[GOAL OF THE EXERCISE]: All of the listing below must be repeated word for word. Pictures are the only thing to omit.

··· SUPPLIED DATA

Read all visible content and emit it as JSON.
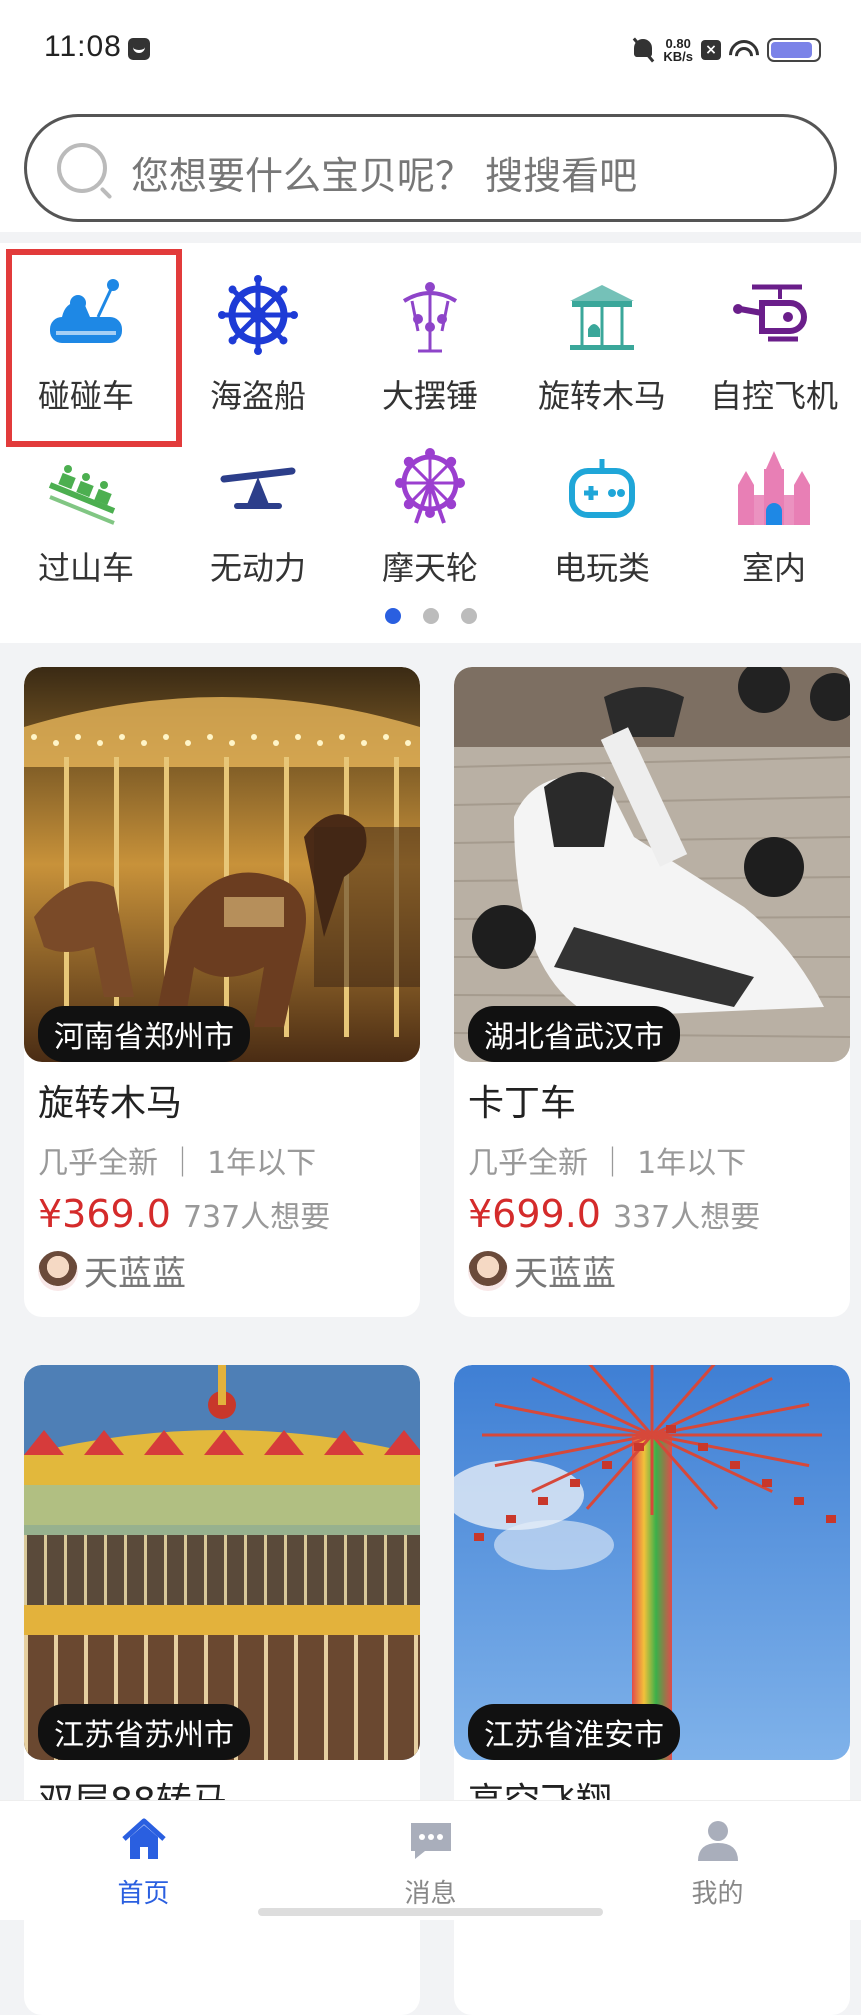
{
  "status": {
    "time": "11:08",
    "net_speed_value": "0.80",
    "net_speed_unit": "KB/s",
    "battery_level": 0.9
  },
  "search": {
    "placeholder": "您想要什么宝贝呢？ 搜搜看吧"
  },
  "categories": [
    {
      "label": "碰碰车",
      "icon": "bumper-car-icon",
      "color": "#1e88e5"
    },
    {
      "label": "海盗船",
      "icon": "ship-wheel-icon",
      "color": "#1e3bd6"
    },
    {
      "label": "大摆锤",
      "icon": "pendulum-ride-icon",
      "color": "#8e44c9"
    },
    {
      "label": "旋转木马",
      "icon": "carousel-icon",
      "color": "#3aa79a"
    },
    {
      "label": "自控飞机",
      "icon": "helicopter-icon",
      "color": "#6a1e8a"
    },
    {
      "label": "过山车",
      "icon": "roller-coaster-icon",
      "color": "#4caf50"
    },
    {
      "label": "无动力",
      "icon": "seesaw-icon",
      "color": "#2c3e8a"
    },
    {
      "label": "摩天轮",
      "icon": "ferris-wheel-icon",
      "color": "#9b3fcf"
    },
    {
      "label": "电玩类",
      "icon": "gamepad-icon",
      "color": "#1fa6d8"
    },
    {
      "label": "室内",
      "icon": "castle-icon",
      "color": "#e87fb5"
    }
  ],
  "pager": {
    "count": 3,
    "active": 0
  },
  "products": [
    {
      "location": "河南省郑州市",
      "title": "旋转木马",
      "condition": "几乎全新 ｜ 1年以下",
      "price": "¥369.0",
      "wants": "737人想要",
      "seller": "天蓝蓝",
      "image": "carousel-horses-photo"
    },
    {
      "location": "湖北省武汉市",
      "title": "卡丁车",
      "condition": "几乎全新 ｜ 1年以下",
      "price": "¥699.0",
      "wants": "337人想要",
      "seller": "天蓝蓝",
      "image": "white-kart-photo"
    },
    {
      "location": "江苏省苏州市",
      "title": "双层88转马",
      "condition": "",
      "price": "",
      "wants": "",
      "seller": "",
      "image": "double-deck-carousel-photo"
    },
    {
      "location": "江苏省淮安市",
      "title": "高空飞翔",
      "condition": "",
      "price": "",
      "wants": "",
      "seller": "",
      "image": "swing-tower-photo"
    }
  ],
  "tabs": [
    {
      "label": "首页",
      "icon": "home-icon",
      "active": true
    },
    {
      "label": "消息",
      "icon": "message-icon",
      "active": false
    },
    {
      "label": "我的",
      "icon": "profile-icon",
      "active": false
    }
  ],
  "colors": {
    "accent": "#2a5fe0",
    "price": "#d42b2b",
    "highlight": "#e23b3b"
  }
}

······

[OUTPUT FOR THIS TASK]:
Read all visible content and emit it as JSON.
{
  "status": {
    "time": "11:08",
    "net_speed_value": "0.80",
    "net_speed_unit": "KB/s",
    "battery_level": 0.9
  },
  "search": {
    "placeholder": "您想要什么宝贝呢？ 搜搜看吧"
  },
  "categories": [
    {
      "label": "碰碰车",
      "icon": "bumper-car-icon",
      "color": "#1e88e5"
    },
    {
      "label": "海盗船",
      "icon": "ship-wheel-icon",
      "color": "#1e3bd6"
    },
    {
      "label": "大摆锤",
      "icon": "pendulum-ride-icon",
      "color": "#8e44c9"
    },
    {
      "label": "旋转木马",
      "icon": "carousel-icon",
      "color": "#3aa79a"
    },
    {
      "label": "自控飞机",
      "icon": "helicopter-icon",
      "color": "#6a1e8a"
    },
    {
      "label": "过山车",
      "icon": "roller-coaster-icon",
      "color": "#4caf50"
    },
    {
      "label": "无动力",
      "icon": "seesaw-icon",
      "color": "#2c3e8a"
    },
    {
      "label": "摩天轮",
      "icon": "ferris-wheel-icon",
      "color": "#9b3fcf"
    },
    {
      "label": "电玩类",
      "icon": "gamepad-icon",
      "color": "#1fa6d8"
    },
    {
      "label": "室内",
      "icon": "castle-icon",
      "color": "#e87fb5"
    }
  ],
  "pager": {
    "count": 3,
    "active": 0
  },
  "products": [
    {
      "location": "河南省郑州市",
      "title": "旋转木马",
      "condition": "几乎全新 ｜ 1年以下",
      "price": "¥369.0",
      "wants": "737人想要",
      "seller": "天蓝蓝",
      "image": "carousel-horses-photo"
    },
    {
      "location": "湖北省武汉市",
      "title": "卡丁车",
      "condition": "几乎全新 ｜ 1年以下",
      "price": "¥699.0",
      "wants": "337人想要",
      "seller": "天蓝蓝",
      "image": "white-kart-photo"
    },
    {
      "location": "江苏省苏州市",
      "title": "双层88转马",
      "condition": "",
      "price": "",
      "wants": "",
      "seller": "",
      "image": "double-deck-carousel-photo"
    },
    {
      "location": "江苏省淮安市",
      "title": "高空飞翔",
      "condition": "",
      "price": "",
      "wants": "",
      "seller": "",
      "image": "swing-tower-photo"
    }
  ],
  "tabs": [
    {
      "label": "首页",
      "icon": "home-icon",
      "active": true
    },
    {
      "label": "消息",
      "icon": "message-icon",
      "active": false
    },
    {
      "label": "我的",
      "icon": "profile-icon",
      "active": false
    }
  ],
  "colors": {
    "accent": "#2a5fe0",
    "price": "#d42b2b",
    "highlight": "#e23b3b"
  }
}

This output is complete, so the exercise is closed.